> [Task directions]
Present each line of the entries below that holds the word "icon".

━━ Supplied material

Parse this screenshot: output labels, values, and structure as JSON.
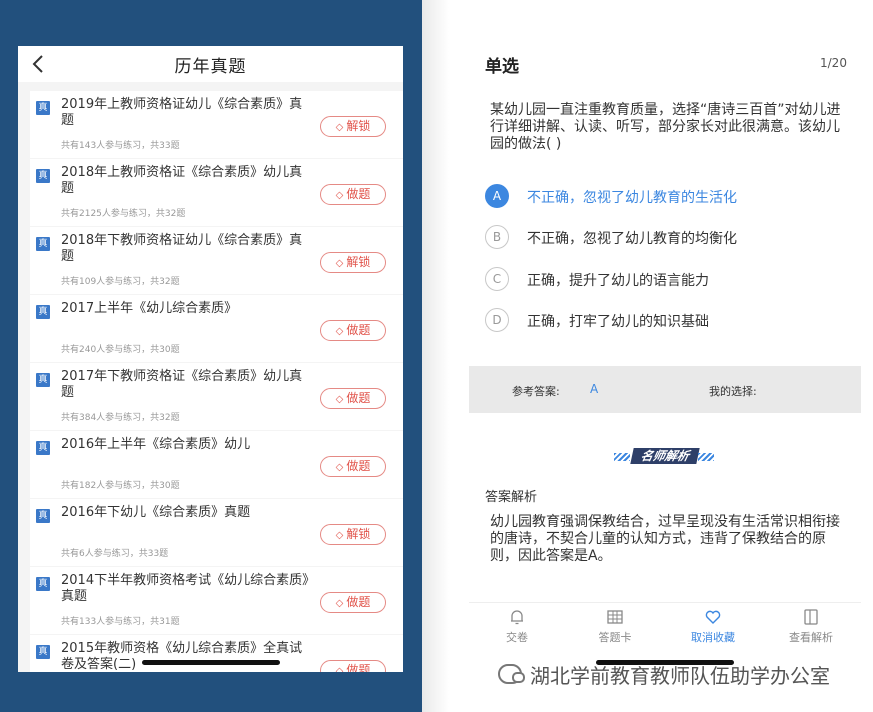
{
  "left": {
    "title": "历年真题",
    "badge": "真",
    "items": [
      {
        "title": "2019年上教师资格证幼儿《综合素质》真题",
        "meta": "共有143人参与练习，共33题",
        "action": "解锁"
      },
      {
        "title": "2018年上教师资格证《综合素质》幼儿真题",
        "meta": "共有2125人参与练习，共32题",
        "action": "做题"
      },
      {
        "title": "2018年下教师资格证幼儿《综合素质》真题",
        "meta": "共有109人参与练习，共32题",
        "action": "解锁"
      },
      {
        "title": "2017上半年《幼儿综合素质》",
        "meta": "共有240人参与练习，共30题",
        "action": "做题"
      },
      {
        "title": "2017年下教师资格证《综合素质》幼儿真题",
        "meta": "共有384人参与练习，共32题",
        "action": "做题"
      },
      {
        "title": "2016年上半年《综合素质》幼儿",
        "meta": "共有182人参与练习，共30题",
        "action": "做题"
      },
      {
        "title": "2016年下幼儿《综合素质》真题",
        "meta": "共有6人参与练习，共33题",
        "action": "解锁"
      },
      {
        "title": "2014下半年教师资格考试《幼儿综合素质》真题",
        "meta": "共有133人参与练习，共31题",
        "action": "做题"
      },
      {
        "title": "2015年教师资格《幼儿综合素质》全真试卷及答案(二)",
        "meta": "",
        "action": "做题"
      }
    ]
  },
  "right": {
    "question_type": "单选",
    "progress": "1/20",
    "question": "某幼儿园一直注重教育质量，选择“唐诗三百首”对幼儿进行详细讲解、认读、听写，部分家长对此很满意。该幼儿园的做法(    )",
    "options": [
      {
        "letter": "A",
        "text": "不正确，忽视了幼儿教育的生活化"
      },
      {
        "letter": "B",
        "text": "不正确，忽视了幼儿教育的均衡化"
      },
      {
        "letter": "C",
        "text": "正确，提升了幼儿的语言能力"
      },
      {
        "letter": "D",
        "text": "正确，打牢了幼儿的知识基础"
      }
    ],
    "selected_option": "A",
    "answer_bar": {
      "ref_label": "参考答案:",
      "ref_value": "A",
      "my_label": "我的选择:"
    },
    "teacher_label": "名师解析",
    "analysis_heading": "答案解析",
    "analysis_text": "幼儿园教育强调保教结合，过早呈现没有生活常识相衔接的唐诗，不契合儿童的认知方式，违背了保教结合的原则，因此答案是A。",
    "toolbar": [
      {
        "label": "交卷",
        "icon": "bell-icon"
      },
      {
        "label": "答题卡",
        "icon": "grid-card-icon"
      },
      {
        "label": "取消收藏",
        "icon": "heart-icon"
      },
      {
        "label": "查看解析",
        "icon": "book-icon"
      }
    ],
    "watermark": "湖北学前教育教师队伍助学办公室",
    "accent_color": "#3c87e0"
  }
}
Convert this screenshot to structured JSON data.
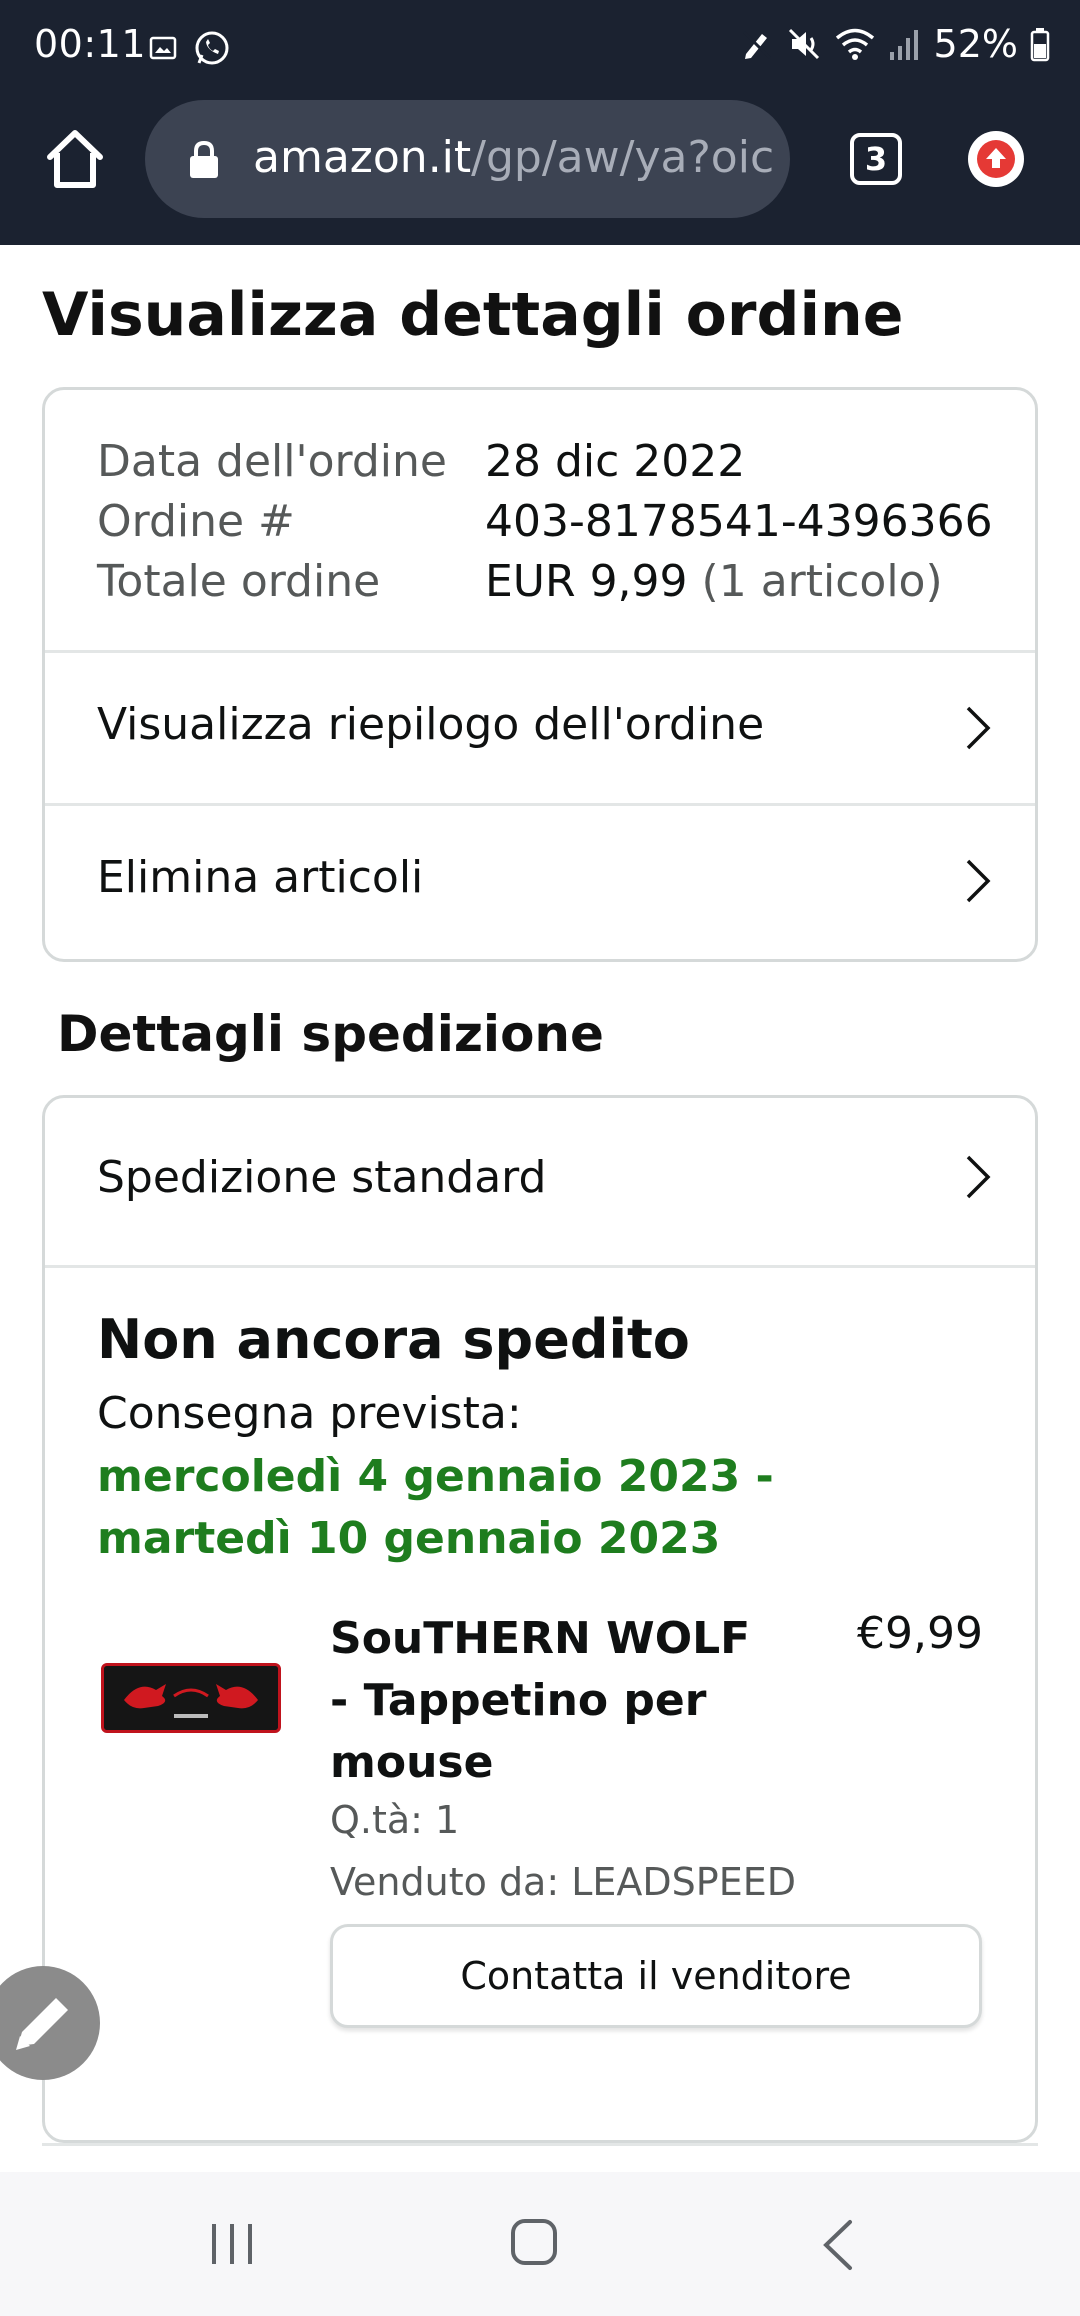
{
  "status_bar": {
    "time": "00:11",
    "battery": "52%"
  },
  "browser": {
    "url_host": "amazon.it",
    "url_path": "/gp/aw/ya?oic",
    "tab_count": "3"
  },
  "page": {
    "title": "Visualizza dettagli ordine"
  },
  "order_info": {
    "date_label": "Data dell'ordine",
    "date_value": "28 dic 2022",
    "number_label": "Ordine #",
    "number_value": "403-8178541-4396366",
    "total_label": "Totale ordine",
    "total_value": "EUR 9,99",
    "total_items": "(1 articolo)"
  },
  "links": {
    "summary": "Visualizza riepilogo dell'ordine",
    "delete_items": "Elimina articoli"
  },
  "shipping": {
    "section_title": "Dettagli spedizione",
    "method": "Spedizione standard",
    "status": "Non ancora spedito",
    "delivery_label": "Consegna prevista:",
    "delivery_range": "mercoledì 4 gennaio 2023 - martedì 10 gennaio 2023"
  },
  "product": {
    "title": "SouTHERN WOLF - Tappetino per mouse",
    "price": "€9,99",
    "quantity": "Q.tà: 1",
    "seller": "Venduto da: LEADSPEED",
    "contact_button": "Contatta il venditore"
  },
  "colors": {
    "status_bar_bg": "#1b2230",
    "delivery_green": "#1e7d1e",
    "border": "#d5d9d9"
  }
}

━━━━

> [Response to the exercise]
        "icon": "bell-icon"
        "icon": "grid-card-icon"
        "icon": "heart-icon"
        "icon": "book-icon"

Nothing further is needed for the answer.